Records excerpted from a collection:
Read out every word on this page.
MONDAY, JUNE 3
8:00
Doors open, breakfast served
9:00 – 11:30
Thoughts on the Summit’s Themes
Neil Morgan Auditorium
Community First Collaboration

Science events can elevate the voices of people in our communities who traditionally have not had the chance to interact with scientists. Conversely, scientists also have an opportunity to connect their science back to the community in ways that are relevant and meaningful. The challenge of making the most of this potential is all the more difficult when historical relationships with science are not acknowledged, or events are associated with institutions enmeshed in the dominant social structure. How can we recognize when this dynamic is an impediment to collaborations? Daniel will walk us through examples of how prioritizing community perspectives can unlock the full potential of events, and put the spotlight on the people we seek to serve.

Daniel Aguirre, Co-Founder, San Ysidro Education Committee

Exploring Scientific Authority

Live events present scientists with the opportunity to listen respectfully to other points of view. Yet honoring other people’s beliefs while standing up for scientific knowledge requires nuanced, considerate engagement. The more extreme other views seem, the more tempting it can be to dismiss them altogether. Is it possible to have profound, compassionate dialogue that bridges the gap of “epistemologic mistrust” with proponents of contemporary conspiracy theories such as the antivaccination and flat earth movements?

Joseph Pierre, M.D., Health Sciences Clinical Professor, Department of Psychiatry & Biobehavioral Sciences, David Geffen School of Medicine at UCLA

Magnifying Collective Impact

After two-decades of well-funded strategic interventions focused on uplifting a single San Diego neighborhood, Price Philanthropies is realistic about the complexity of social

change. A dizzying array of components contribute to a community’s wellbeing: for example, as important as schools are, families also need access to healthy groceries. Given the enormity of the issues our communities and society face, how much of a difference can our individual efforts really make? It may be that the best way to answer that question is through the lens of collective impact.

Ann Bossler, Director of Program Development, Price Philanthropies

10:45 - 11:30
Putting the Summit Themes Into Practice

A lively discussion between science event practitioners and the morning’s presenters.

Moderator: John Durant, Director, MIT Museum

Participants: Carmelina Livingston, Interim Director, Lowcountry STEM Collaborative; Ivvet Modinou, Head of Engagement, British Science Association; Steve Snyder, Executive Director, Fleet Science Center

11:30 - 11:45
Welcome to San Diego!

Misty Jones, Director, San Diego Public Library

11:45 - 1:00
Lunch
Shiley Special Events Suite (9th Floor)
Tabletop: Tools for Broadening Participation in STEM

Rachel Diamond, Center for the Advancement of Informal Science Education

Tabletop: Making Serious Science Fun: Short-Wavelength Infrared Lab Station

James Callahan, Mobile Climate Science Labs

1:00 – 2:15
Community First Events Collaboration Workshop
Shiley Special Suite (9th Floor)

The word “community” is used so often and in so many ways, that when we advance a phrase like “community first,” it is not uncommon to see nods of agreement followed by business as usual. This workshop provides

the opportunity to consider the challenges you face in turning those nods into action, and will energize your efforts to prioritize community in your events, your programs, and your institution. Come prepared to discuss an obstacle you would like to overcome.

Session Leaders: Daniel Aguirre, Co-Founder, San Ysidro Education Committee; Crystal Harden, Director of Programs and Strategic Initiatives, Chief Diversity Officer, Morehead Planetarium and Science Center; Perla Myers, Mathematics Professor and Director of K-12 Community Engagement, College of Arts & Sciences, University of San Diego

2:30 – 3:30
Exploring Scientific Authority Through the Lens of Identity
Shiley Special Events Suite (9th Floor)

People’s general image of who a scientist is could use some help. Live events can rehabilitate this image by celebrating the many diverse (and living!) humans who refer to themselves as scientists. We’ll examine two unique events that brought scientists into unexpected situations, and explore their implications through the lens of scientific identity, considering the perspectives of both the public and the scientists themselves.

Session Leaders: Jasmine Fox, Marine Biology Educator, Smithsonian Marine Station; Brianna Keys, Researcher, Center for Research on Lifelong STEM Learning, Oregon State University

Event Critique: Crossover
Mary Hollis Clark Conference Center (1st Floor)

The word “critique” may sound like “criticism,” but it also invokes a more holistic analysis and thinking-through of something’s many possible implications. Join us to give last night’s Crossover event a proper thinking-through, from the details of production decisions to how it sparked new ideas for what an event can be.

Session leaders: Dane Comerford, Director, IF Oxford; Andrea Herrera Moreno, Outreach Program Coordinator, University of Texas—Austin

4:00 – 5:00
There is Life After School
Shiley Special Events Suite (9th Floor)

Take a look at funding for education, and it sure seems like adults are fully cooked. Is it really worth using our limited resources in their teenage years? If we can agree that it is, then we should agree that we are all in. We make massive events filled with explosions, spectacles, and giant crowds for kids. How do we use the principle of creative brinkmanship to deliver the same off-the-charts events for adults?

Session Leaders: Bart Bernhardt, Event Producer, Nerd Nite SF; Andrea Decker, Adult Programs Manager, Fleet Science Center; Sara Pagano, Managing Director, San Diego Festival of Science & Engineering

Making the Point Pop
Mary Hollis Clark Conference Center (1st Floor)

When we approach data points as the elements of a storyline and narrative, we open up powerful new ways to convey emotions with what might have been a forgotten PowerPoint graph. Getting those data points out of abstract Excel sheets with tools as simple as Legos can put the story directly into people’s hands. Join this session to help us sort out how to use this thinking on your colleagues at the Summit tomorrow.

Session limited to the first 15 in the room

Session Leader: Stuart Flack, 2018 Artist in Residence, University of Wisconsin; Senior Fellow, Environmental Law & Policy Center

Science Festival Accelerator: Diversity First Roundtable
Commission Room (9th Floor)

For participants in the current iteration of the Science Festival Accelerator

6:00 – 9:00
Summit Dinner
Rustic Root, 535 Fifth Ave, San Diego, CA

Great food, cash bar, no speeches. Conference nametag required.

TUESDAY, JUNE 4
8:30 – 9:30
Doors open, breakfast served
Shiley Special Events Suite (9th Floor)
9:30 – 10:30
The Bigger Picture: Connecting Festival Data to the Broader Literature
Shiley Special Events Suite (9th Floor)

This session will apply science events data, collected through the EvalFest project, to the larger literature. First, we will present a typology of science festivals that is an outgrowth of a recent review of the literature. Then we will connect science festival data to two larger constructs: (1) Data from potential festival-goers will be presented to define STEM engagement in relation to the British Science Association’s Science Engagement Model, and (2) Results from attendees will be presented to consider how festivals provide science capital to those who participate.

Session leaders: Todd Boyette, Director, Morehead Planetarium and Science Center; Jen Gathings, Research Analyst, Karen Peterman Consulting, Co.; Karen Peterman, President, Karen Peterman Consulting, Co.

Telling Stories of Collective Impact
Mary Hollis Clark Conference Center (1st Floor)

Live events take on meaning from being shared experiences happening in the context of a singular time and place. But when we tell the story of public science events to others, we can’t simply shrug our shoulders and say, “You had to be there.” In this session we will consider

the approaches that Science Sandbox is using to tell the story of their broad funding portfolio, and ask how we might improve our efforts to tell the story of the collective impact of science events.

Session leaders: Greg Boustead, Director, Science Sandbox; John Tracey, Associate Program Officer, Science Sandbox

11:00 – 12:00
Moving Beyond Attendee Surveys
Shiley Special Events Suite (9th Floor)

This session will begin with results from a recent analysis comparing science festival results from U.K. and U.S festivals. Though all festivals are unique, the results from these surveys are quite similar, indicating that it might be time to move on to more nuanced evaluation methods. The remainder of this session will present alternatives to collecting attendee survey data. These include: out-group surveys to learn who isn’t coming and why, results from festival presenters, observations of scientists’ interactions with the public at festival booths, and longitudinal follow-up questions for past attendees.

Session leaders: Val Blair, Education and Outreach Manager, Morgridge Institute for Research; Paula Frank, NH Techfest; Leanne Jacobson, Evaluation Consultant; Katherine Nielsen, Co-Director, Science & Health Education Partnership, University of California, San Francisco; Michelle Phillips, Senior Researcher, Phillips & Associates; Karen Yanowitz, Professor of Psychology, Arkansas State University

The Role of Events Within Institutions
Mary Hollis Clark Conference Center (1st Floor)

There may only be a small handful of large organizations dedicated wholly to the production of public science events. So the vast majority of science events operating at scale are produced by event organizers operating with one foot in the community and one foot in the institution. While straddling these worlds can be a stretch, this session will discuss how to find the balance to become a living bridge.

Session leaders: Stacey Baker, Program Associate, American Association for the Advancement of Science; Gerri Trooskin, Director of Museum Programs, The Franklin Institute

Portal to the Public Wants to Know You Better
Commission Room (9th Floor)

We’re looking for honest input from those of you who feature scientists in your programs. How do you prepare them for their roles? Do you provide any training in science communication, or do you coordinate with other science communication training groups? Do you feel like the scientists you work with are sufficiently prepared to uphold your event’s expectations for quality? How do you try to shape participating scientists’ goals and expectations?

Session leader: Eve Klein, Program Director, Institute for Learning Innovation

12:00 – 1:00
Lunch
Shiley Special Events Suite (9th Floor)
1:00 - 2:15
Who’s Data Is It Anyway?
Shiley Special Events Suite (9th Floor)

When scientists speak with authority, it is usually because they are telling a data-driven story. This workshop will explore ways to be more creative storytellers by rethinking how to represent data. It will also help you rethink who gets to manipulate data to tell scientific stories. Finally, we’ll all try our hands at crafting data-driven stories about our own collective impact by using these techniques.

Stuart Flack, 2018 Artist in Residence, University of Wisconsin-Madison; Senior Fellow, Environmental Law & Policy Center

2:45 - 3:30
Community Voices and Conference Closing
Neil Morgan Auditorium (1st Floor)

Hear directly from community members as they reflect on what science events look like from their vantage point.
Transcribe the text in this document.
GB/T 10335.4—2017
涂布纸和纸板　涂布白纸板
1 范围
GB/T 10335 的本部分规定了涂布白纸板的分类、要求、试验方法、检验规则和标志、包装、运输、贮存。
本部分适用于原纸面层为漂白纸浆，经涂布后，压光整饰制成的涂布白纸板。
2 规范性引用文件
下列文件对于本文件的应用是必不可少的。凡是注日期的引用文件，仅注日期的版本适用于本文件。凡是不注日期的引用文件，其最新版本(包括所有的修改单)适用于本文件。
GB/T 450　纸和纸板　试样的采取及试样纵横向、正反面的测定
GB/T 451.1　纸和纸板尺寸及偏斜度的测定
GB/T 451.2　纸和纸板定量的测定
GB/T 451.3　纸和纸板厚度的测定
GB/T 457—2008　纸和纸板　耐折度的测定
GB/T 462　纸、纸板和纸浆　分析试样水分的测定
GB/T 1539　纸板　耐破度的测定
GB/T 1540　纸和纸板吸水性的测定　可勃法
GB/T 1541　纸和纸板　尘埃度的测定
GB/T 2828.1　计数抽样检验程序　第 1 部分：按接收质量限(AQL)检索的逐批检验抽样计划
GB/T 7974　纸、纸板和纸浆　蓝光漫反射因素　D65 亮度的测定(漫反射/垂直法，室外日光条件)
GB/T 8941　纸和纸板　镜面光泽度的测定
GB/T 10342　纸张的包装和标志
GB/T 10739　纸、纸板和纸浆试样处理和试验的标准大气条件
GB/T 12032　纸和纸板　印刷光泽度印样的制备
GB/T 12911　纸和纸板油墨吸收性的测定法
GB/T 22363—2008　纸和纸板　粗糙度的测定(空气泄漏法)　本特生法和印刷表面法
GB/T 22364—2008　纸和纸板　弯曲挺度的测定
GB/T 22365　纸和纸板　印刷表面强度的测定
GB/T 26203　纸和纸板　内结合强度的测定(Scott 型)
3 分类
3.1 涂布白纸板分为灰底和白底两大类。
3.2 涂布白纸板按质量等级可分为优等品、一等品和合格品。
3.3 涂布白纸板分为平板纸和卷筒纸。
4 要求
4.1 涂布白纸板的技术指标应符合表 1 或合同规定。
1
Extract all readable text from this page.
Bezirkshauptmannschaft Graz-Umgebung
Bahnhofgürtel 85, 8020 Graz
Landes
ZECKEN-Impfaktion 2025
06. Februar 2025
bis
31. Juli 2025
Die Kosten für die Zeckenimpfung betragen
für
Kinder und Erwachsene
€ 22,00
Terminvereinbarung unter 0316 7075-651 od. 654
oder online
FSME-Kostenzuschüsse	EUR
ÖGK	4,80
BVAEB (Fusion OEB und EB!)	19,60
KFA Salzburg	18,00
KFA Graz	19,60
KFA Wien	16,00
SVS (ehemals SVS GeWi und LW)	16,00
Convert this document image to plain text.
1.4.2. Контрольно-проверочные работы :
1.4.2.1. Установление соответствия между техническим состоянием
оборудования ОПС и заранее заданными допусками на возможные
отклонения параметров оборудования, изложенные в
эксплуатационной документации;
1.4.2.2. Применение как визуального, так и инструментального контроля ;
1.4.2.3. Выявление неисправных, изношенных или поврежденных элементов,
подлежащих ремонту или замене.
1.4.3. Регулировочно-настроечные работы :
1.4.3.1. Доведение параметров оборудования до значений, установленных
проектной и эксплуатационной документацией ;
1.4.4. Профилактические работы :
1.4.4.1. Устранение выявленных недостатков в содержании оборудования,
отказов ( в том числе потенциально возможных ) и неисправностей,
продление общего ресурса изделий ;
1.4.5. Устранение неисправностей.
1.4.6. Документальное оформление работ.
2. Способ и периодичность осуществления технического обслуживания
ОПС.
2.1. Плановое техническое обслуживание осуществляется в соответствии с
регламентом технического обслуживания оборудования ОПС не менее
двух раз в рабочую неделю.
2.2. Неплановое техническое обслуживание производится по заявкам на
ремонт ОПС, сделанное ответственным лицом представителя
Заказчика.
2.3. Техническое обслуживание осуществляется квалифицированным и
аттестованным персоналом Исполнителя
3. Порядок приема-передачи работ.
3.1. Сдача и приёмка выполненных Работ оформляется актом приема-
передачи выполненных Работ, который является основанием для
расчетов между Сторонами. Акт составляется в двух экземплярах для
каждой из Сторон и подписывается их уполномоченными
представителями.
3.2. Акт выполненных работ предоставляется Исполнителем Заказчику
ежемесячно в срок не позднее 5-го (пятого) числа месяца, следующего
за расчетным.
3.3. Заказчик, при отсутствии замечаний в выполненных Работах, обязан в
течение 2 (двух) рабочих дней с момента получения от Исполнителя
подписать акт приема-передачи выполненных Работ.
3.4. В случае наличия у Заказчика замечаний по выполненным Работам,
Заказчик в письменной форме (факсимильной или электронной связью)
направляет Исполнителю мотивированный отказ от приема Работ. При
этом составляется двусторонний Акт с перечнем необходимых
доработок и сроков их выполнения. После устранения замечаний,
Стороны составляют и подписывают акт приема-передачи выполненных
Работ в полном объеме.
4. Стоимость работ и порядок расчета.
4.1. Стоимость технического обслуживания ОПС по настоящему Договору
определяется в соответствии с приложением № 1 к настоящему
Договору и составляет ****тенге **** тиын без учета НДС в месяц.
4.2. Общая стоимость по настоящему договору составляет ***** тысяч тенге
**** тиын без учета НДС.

* [Exercise]
Copy every line above that holds the word "параметров".

* [Solution to this task]
отклонения параметров оборудования, изложенные в
1.4.3.1. Доведение параметров оборудования до значений, установленных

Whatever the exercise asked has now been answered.